Work instructions:
Would you quote the material below in full and unchanged?
## START
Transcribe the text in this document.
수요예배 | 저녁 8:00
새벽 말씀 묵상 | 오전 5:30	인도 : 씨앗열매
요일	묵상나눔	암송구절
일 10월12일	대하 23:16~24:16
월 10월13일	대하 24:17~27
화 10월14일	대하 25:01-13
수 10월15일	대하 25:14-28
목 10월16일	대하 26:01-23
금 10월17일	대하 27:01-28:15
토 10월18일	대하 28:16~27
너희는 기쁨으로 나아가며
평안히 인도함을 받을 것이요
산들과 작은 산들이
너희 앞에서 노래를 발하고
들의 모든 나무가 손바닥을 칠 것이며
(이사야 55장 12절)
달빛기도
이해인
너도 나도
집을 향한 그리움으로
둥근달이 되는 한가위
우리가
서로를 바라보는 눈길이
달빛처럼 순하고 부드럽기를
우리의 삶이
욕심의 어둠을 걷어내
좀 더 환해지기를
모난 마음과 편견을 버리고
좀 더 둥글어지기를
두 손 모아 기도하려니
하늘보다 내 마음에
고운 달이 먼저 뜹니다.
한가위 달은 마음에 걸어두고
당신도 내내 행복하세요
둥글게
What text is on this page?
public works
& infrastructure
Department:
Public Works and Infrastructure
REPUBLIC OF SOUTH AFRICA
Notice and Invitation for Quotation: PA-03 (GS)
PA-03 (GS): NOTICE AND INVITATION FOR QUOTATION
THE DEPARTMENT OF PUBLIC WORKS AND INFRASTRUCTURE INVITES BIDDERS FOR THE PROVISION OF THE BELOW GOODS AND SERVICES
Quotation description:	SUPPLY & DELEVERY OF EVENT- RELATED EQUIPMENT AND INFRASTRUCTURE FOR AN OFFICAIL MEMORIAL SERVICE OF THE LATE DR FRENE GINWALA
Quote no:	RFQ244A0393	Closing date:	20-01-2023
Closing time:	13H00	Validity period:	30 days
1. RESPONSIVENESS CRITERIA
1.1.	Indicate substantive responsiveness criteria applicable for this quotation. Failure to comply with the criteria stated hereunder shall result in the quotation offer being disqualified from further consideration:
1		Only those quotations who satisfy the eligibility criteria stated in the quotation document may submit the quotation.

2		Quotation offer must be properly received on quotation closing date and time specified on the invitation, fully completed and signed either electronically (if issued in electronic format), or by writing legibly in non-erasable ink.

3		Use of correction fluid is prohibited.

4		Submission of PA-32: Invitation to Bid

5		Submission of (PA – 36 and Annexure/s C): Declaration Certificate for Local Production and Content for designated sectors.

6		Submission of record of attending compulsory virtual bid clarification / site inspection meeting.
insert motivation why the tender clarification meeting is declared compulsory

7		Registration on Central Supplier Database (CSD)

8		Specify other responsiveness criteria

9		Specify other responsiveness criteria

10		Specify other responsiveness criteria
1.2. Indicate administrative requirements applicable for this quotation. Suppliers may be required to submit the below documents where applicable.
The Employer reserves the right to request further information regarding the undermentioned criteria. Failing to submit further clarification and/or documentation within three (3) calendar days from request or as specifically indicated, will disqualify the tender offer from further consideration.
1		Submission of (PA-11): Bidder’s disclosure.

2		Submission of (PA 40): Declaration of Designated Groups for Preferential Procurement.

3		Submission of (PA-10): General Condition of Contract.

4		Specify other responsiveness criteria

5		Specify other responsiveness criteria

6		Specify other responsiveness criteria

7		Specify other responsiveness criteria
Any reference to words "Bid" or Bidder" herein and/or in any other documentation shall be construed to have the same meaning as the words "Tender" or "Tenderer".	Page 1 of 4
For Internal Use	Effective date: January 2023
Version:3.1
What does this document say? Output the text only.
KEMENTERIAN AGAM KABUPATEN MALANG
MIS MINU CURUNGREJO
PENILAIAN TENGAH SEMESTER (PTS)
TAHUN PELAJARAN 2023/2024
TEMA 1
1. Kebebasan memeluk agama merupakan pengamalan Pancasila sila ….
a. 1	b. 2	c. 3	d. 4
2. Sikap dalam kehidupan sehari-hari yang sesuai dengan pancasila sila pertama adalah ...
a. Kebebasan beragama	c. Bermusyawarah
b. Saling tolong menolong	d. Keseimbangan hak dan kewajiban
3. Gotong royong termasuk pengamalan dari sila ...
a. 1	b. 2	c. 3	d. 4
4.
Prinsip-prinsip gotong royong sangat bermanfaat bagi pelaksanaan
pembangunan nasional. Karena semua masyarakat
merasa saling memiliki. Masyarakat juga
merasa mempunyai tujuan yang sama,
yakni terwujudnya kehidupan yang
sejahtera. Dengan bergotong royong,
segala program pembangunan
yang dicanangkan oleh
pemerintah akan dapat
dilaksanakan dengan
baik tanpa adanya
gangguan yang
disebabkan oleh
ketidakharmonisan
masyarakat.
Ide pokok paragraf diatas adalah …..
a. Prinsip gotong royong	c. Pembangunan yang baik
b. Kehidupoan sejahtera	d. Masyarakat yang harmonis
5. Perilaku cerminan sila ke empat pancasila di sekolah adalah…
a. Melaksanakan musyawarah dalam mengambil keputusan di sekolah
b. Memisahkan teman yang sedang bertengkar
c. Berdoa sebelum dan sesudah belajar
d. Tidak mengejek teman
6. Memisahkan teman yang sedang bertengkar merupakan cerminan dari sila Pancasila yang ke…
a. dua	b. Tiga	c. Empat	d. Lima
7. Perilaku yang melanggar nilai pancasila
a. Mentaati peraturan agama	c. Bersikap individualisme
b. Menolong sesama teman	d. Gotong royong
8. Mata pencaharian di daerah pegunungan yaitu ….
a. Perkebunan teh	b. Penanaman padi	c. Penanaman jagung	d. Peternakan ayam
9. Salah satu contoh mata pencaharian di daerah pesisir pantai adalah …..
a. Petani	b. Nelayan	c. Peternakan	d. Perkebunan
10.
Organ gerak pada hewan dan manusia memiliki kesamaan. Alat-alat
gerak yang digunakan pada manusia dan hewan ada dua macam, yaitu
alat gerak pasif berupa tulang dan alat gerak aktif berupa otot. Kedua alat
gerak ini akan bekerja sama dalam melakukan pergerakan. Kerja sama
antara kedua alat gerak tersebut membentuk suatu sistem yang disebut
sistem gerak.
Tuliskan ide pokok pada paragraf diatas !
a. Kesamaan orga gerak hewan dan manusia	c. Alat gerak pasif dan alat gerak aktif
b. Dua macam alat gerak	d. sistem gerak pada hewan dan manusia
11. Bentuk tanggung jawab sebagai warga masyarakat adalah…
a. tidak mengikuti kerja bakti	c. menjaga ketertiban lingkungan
## END
Full output:
Transcribe the text in this document.
수요예배 | 저녁 8:00
새벽 말씀 묵상 | 오전 5:30	인도 : 씨앗열매
요일	묵상나눔	암송구절
일 10월12일	대하 23:16~24:16
월 10월13일	대하 24:17~27
화 10월14일	대하 25:01-13
수 10월15일	대하 25:14-28
목 10월16일	대하 26:01-23
금 10월17일	대하 27:01-28:15
토 10월18일	대하 28:16~27
너희는 기쁨으로 나아가며
평안히 인도함을 받을 것이요
산들과 작은 산들이
너희 앞에서 노래를 발하고
들의 모든 나무가 손바닥을 칠 것이며
(이사야 55장 12절)
달빛기도
이해인
너도 나도
집을 향한 그리움으로
둥근달이 되는 한가위
우리가
서로를 바라보는 눈길이
달빛처럼 순하고 부드럽기를
우리의 삶이
욕심의 어둠을 걷어내
좀 더 환해지기를
모난 마음과 편견을 버리고
좀 더 둥글어지기를
두 손 모아 기도하려니
하늘보다 내 마음에
고운 달이 먼저 뜹니다.
한가위 달은 마음에 걸어두고
당신도 내내 행복하세요
둥글게
What text is on this page?
public works
& infrastructure
Department:
Public Works and Infrastructure
REPUBLIC OF SOUTH AFRICA
Notice and Invitation for Quotation: PA-03 (GS)
PA-03 (GS): NOTICE AND INVITATION FOR QUOTATION
THE DEPARTMENT OF PUBLIC WORKS AND INFRASTRUCTURE INVITES BIDDERS FOR THE PROVISION OF THE BELOW GOODS AND SERVICES
Quotation description:	SUPPLY & DELEVERY OF EVENT- RELATED EQUIPMENT AND INFRASTRUCTURE FOR AN OFFICAIL MEMORIAL SERVICE OF THE LATE DR FRENE GINWALA
Quote no:	RFQ244A0393	Closing date:	20-01-2023
Closing time:	13H00	Validity period:	30 days
1. RESPONSIVENESS CRITERIA
1.1.	Indicate substantive responsiveness criteria applicable for this quotation. Failure to comply with the criteria stated hereunder shall result in the quotation offer being disqualified from further consideration:
1		Only those quotations who satisfy the eligibility criteria stated in the quotation document may submit the quotation.

2		Quotation offer must be properly received on quotation closing date and time specified on the invitation, fully completed and signed either electronically (if issued in electronic format), or by writing legibly in non-erasable ink.

3		Use of correction fluid is prohibited.

4		Submission of PA-32: Invitation to Bid

5		Submission of (PA – 36 and Annexure/s C): Declaration Certificate for Local Production and Content for designated sectors.

6		Submission of record of attending compulsory virtual bid clarification / site inspection meeting.
insert motivation why the tender clarification meeting is declared compulsory

7		Registration on Central Supplier Database (CSD)

8		Specify other responsiveness criteria

9		Specify other responsiveness criteria

10		Specify other responsiveness criteria
1.2. Indicate administrative requirements applicable for this quotation. Suppliers may be required to submit the below documents where applicable.
The Employer reserves the right to request further information regarding the undermentioned criteria. Failing to submit further clarification and/or documentation within three (3) calendar days from request or as specifically indicated, will disqualify the tender offer from further consideration.
1		Submission of (PA-11): Bidder’s disclosure.

2		Submission of (PA 40): Declaration of Designated Groups for Preferential Procurement.

3		Submission of (PA-10): General Condition of Contract.

4		Specify other responsiveness criteria

5		Specify other responsiveness criteria

6		Specify other responsiveness criteria

7		Specify other responsiveness criteria
Any reference to words "Bid" or Bidder" herein and/or in any other documentation shall be construed to have the same meaning as the words "Tender" or "Tenderer".	Page 1 of 4
For Internal Use	Effective date: January 2023
Version:3.1
What does this document say? Output the text only.
KEMENTERIAN AGAM KABUPATEN MALANG
MIS MINU CURUNGREJO
PENILAIAN TENGAH SEMESTER (PTS)
TAHUN PELAJARAN 2023/2024
TEMA 1
1. Kebebasan memeluk agama merupakan pengamalan Pancasila sila ….
a. 1	b. 2	c. 3	d. 4
2. Sikap dalam kehidupan sehari-hari yang sesuai dengan pancasila sila pertama adalah ...
a. Kebebasan beragama	c. Bermusyawarah
b. Saling tolong menolong	d. Keseimbangan hak dan kewajiban
3. Gotong royong termasuk pengamalan dari sila ...
a. 1	b. 2	c. 3	d. 4
4.
Prinsip-prinsip gotong royong sangat bermanfaat bagi pelaksanaan
pembangunan nasional. Karena semua masyarakat
merasa saling memiliki. Masyarakat juga
merasa mempunyai tujuan yang sama,
yakni terwujudnya kehidupan yang
sejahtera. Dengan bergotong royong,
segala program pembangunan
yang dicanangkan oleh
pemerintah akan dapat
dilaksanakan dengan
baik tanpa adanya
gangguan yang
disebabkan oleh
ketidakharmonisan
masyarakat.
Ide pokok paragraf diatas adalah …..
a. Prinsip gotong royong	c. Pembangunan yang baik
b. Kehidupoan sejahtera	d. Masyarakat yang harmonis
5. Perilaku cerminan sila ke empat pancasila di sekolah adalah…
a. Melaksanakan musyawarah dalam mengambil keputusan di sekolah
b. Memisahkan teman yang sedang bertengkar
c. Berdoa sebelum dan sesudah belajar
d. Tidak mengejek teman
6. Memisahkan teman yang sedang bertengkar merupakan cerminan dari sila Pancasila yang ke…
a. dua	b. Tiga	c. Empat	d. Lima
7. Perilaku yang melanggar nilai pancasila
a. Mentaati peraturan agama	c. Bersikap individualisme
b. Menolong sesama teman	d. Gotong royong
8. Mata pencaharian di daerah pegunungan yaitu ….
a. Perkebunan teh	b. Penanaman padi	c. Penanaman jagung	d. Peternakan ayam
9. Salah satu contoh mata pencaharian di daerah pesisir pantai adalah …..
a. Petani	b. Nelayan	c. Peternakan	d. Perkebunan
10.
Organ gerak pada hewan dan manusia memiliki kesamaan. Alat-alat
gerak yang digunakan pada manusia dan hewan ada dua macam, yaitu
alat gerak pasif berupa tulang dan alat gerak aktif berupa otot. Kedua alat
gerak ini akan bekerja sama dalam melakukan pergerakan. Kerja sama
antara kedua alat gerak tersebut membentuk suatu sistem yang disebut
sistem gerak.
Tuliskan ide pokok pada paragraf diatas !
a. Kesamaan orga gerak hewan dan manusia	c. Alat gerak pasif dan alat gerak aktif
b. Dua macam alat gerak	d. sistem gerak pada hewan dan manusia
11. Bentuk tanggung jawab sebagai warga masyarakat adalah…
a. tidak mengikuti kerja bakti	c. menjaga ketertiban lingkungan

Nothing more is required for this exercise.